[start of EXERCISE DATA]
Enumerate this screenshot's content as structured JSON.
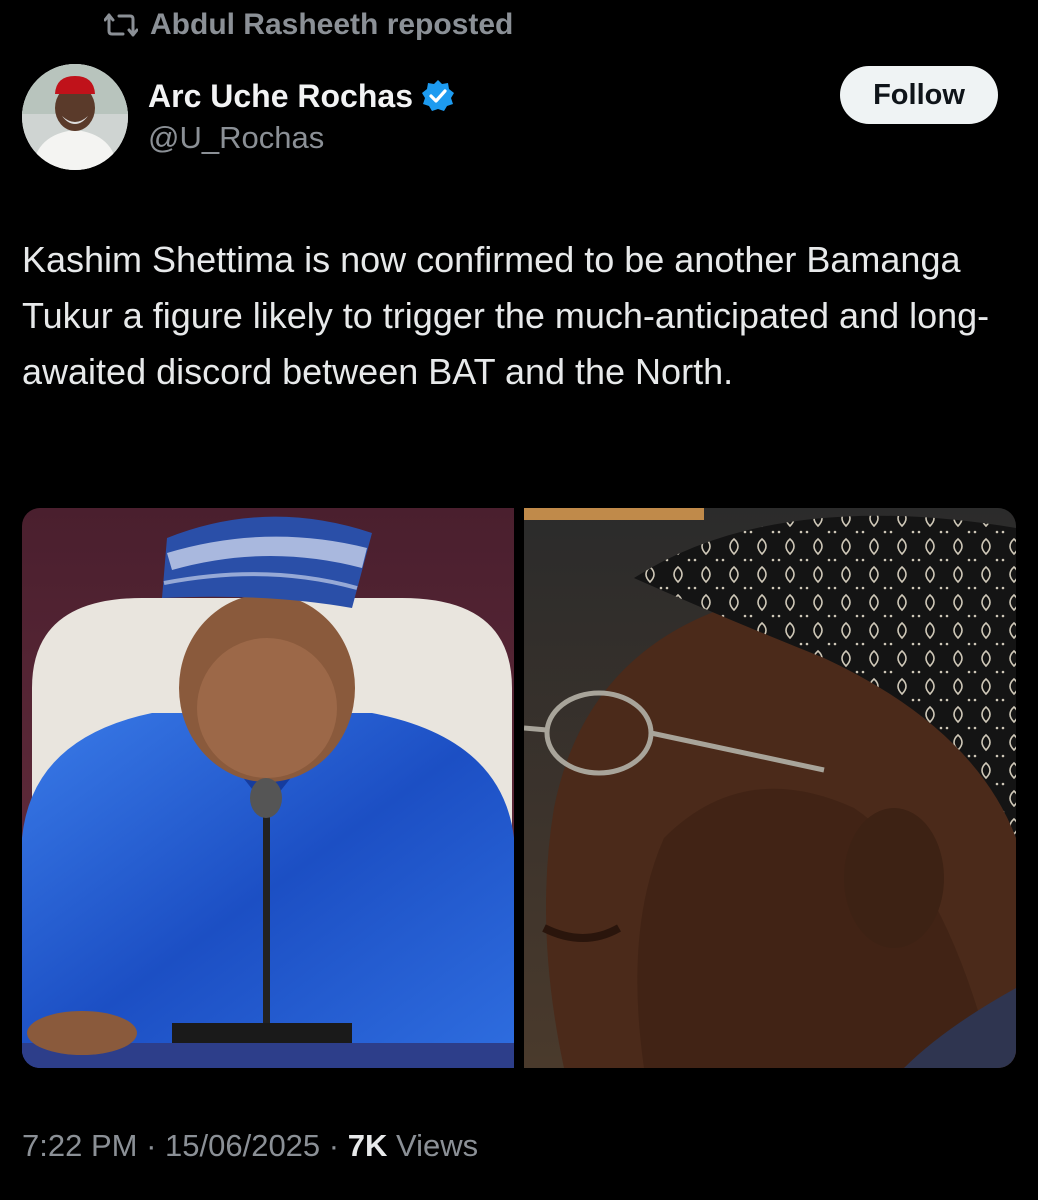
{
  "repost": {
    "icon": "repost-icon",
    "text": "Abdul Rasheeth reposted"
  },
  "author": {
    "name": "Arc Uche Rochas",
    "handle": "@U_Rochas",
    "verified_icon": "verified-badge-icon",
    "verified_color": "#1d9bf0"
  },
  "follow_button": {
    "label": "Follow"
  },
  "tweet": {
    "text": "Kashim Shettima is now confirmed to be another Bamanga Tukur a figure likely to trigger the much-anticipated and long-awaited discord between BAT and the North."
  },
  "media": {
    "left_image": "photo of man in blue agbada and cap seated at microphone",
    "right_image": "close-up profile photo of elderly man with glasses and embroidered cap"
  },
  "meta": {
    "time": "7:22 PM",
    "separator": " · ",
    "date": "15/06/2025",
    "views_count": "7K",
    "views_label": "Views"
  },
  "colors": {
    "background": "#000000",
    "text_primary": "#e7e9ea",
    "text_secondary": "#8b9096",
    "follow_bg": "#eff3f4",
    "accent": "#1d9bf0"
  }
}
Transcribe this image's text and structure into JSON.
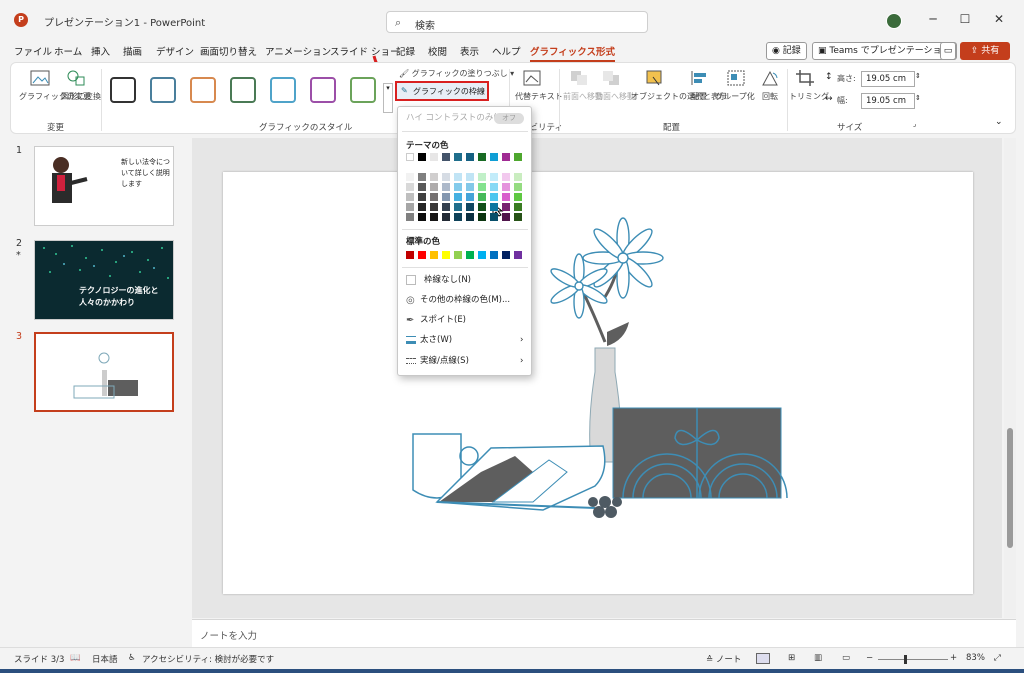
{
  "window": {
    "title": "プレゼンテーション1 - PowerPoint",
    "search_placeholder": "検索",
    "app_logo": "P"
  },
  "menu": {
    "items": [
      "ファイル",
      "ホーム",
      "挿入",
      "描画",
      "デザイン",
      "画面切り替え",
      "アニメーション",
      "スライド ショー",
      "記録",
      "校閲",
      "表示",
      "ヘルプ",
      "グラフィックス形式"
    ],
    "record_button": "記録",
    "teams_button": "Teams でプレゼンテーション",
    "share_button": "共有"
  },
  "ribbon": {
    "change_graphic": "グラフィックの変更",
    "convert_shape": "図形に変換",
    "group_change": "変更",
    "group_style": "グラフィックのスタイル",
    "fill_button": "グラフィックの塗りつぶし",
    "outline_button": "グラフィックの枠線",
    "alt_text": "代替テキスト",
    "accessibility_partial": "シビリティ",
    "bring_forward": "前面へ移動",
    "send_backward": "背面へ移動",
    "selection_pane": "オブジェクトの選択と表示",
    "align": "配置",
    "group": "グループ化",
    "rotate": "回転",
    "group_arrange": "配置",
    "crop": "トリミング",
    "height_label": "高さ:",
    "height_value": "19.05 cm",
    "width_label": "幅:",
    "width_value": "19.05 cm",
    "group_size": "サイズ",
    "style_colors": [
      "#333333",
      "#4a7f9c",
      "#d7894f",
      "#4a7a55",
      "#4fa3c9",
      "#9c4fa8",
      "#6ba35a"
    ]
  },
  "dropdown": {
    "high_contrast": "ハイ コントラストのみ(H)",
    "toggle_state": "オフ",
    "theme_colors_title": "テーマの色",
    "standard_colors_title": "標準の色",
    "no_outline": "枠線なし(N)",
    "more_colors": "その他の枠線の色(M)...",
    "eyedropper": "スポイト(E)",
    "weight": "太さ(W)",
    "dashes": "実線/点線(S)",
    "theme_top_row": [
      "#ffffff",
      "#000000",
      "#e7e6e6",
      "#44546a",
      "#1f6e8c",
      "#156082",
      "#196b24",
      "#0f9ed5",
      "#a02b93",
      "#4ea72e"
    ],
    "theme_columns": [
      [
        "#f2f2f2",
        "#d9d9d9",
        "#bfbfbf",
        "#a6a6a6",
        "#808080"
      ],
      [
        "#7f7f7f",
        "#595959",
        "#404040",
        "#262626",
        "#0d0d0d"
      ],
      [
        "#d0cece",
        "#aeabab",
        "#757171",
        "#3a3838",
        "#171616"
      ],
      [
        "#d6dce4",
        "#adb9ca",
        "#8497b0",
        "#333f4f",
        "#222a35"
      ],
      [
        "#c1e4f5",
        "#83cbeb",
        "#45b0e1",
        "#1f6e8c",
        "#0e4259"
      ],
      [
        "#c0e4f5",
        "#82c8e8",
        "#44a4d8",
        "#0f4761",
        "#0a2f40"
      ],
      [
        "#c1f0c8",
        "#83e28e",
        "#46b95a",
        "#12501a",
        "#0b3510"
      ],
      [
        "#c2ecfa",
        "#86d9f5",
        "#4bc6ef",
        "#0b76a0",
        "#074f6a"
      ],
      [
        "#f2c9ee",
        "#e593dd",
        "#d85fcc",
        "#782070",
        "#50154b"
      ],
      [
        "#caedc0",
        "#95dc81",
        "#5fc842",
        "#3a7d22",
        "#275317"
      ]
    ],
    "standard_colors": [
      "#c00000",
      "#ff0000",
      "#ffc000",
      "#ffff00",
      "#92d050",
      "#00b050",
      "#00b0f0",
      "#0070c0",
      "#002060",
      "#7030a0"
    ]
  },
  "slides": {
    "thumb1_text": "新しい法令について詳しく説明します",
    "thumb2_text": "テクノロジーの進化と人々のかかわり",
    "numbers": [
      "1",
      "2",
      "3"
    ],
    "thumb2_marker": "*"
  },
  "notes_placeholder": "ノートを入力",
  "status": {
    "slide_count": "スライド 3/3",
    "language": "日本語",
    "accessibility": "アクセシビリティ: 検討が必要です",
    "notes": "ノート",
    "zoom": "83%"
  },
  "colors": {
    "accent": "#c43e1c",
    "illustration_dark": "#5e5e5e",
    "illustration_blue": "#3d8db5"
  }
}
[end of EXERCISE DATA]
[start of EXERCISE DATA]
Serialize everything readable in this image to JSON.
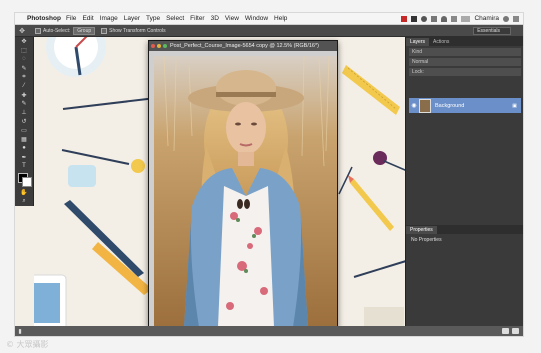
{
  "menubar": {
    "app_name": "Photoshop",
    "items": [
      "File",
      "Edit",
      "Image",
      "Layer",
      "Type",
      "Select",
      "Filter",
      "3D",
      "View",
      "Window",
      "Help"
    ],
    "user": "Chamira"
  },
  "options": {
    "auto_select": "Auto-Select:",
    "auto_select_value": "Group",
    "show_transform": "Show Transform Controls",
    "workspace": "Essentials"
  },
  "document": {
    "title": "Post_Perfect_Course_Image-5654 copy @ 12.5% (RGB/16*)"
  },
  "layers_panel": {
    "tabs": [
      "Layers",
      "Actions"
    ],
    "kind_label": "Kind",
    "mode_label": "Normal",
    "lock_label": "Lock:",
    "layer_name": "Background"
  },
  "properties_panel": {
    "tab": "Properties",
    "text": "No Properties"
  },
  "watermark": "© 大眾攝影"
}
[end of EXERCISE DATA]
**GIVEN TASK**:
Indicate how many lines of the material contain the string "icon", giving the number and nothing more.

**ANSWER**:
2